EXERCISES TO COMPLETE:
1. Can you rewrite the passage on the opposite parties' written versions from "3. On being" through "has prayed to dismiss the complaint.", putting "car" in place of "vehicle"?
2. Can you sum up the passage on the opposite parties' written versions in two sentences?

PASSAGE SHOWN:
※ ※ ※

3. On being put to notice, OPs appeared and filed their separate written version. In the written version filed by OP no.1, it is admitted that the complainant purchased the above said car and paid Rs.1,89,225/- as booking amount. Paras no,2,3,4,5,8 and 9 of the complaint are stated to be matter of record. It is further stated that Tata Motors, the manufacturer of the vehicle, has not been impleaded as proper and necessary party. It is stated that the vehicle received in accidental position was properly attended to. There is no deficiency of service on its part. The OP no.1 denied all other averments made in the complaint and has prayed to dismiss the complaint.
4. In the written version filed by Op no.2, it has taken preliminary objections that the complaint is not maintainable and the complainant has not come to the Forum with clean hands having concealed material facts. On merits, it is stated that it has having tipup with OP no.1 for cashless service under TMI agreement subject to standard deductions as per the terms and conditions of the insurance policy. It is further stated that on 19.8.2015, the complainant informed it regarding the accident of his vehicle and for sending the same to it for repair. It is stated that the loss / damaged to the vehicle was to the tune of Rs.2,70,000/- was incurred by it, out of this Rs.1000/-was deducted as standard documents deductions and Rs.5000/- for salvage and remaining payment of Rs.2,60,002/- was paid to OP no.1. It is stated that the vehicle was insured with it for annual premium of Rs.11371/- under private car package policy and claim for loss incurred by OP no.1 had already been paid by it to OP no.1, under cashless service policy.After denouncing all other averments made in the complaint, it is prayed to dismiss the complaint.

※ ※ ※

MATERIAL SHOWN:
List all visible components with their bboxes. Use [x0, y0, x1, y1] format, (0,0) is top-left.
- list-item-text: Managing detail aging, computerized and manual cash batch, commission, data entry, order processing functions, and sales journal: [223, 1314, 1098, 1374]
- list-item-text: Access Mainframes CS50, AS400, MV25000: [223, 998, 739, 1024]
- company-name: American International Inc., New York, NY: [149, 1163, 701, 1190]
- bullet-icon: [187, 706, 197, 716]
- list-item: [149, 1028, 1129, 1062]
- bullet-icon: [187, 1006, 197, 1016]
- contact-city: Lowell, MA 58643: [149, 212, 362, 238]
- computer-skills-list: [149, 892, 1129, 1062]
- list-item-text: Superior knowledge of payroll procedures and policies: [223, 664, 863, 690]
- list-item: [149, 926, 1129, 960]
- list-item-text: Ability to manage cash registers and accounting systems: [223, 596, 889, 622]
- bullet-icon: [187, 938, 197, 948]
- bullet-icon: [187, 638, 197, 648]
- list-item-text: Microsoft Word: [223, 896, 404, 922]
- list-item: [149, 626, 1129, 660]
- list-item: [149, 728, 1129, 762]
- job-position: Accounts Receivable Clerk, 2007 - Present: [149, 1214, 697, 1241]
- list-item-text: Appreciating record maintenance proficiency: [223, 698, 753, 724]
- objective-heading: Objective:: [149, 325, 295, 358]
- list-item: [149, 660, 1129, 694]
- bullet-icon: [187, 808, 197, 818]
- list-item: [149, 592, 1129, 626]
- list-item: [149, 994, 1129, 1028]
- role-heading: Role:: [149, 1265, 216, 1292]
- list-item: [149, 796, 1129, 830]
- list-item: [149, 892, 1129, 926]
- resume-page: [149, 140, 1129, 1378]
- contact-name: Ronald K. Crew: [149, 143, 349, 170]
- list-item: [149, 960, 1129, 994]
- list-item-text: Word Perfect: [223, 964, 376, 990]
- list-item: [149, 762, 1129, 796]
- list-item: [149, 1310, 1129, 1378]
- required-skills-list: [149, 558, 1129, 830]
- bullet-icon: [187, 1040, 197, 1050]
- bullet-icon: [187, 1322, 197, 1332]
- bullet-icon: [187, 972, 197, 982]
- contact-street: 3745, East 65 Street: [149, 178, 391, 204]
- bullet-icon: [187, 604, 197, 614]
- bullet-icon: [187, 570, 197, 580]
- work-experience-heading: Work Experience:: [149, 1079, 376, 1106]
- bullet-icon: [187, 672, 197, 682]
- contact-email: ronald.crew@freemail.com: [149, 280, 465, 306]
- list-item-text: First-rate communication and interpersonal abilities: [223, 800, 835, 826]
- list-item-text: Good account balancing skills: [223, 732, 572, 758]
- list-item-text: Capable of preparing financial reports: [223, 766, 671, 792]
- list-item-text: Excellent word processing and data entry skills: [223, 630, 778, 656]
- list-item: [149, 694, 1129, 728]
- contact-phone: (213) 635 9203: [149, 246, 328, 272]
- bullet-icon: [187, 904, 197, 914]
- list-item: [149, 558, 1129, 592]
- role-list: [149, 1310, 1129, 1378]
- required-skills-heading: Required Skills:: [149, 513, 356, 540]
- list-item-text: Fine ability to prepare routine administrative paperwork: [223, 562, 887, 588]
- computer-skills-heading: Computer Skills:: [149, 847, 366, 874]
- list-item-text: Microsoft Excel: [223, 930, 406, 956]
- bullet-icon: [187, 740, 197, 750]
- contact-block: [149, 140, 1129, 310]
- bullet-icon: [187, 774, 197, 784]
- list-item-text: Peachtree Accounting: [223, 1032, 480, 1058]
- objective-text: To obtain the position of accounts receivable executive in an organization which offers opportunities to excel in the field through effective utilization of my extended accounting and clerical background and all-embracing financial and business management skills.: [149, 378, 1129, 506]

※ ※ ※

THE REPLIES:
1.
3. On being put to notice, OPs appeared and filed their separate written version. In the written version filed by OP no.1, it is admitted that the complainant purchased the above said car and paid Rs.1,89,225/- as booking amount. Paras no,2,3,4,5,8 and 9 of the complaint are stated to be matter of record. It is further stated that Tata Motors, the manufacturer of the car, has not been impleaded as proper and necessary party. It is stated that the car received in accidental position was properly attended to. There is no deficiency of service on its part. The OP no.1 denied all other averments made in the complaint and has prayed to dismiss the complaint.

2. OP no.1 admitted that the complainant bought the car and paid Rs.1,89,225/- as a booking amount, objected that the manufacturer, Tata Motors, had not been made a party, said the vehicle was properly attended to with no deficiency of service, and prayed for dismissal of the complaint. OP no.2 objected that the complaint was not maintainable and that the complainant had concealed material facts, stated that it had a cashless service tie-up with OP no.1 and had already paid OP no.1 for the loss on the insured vehicle after deductions, and likewise prayed for dismissal.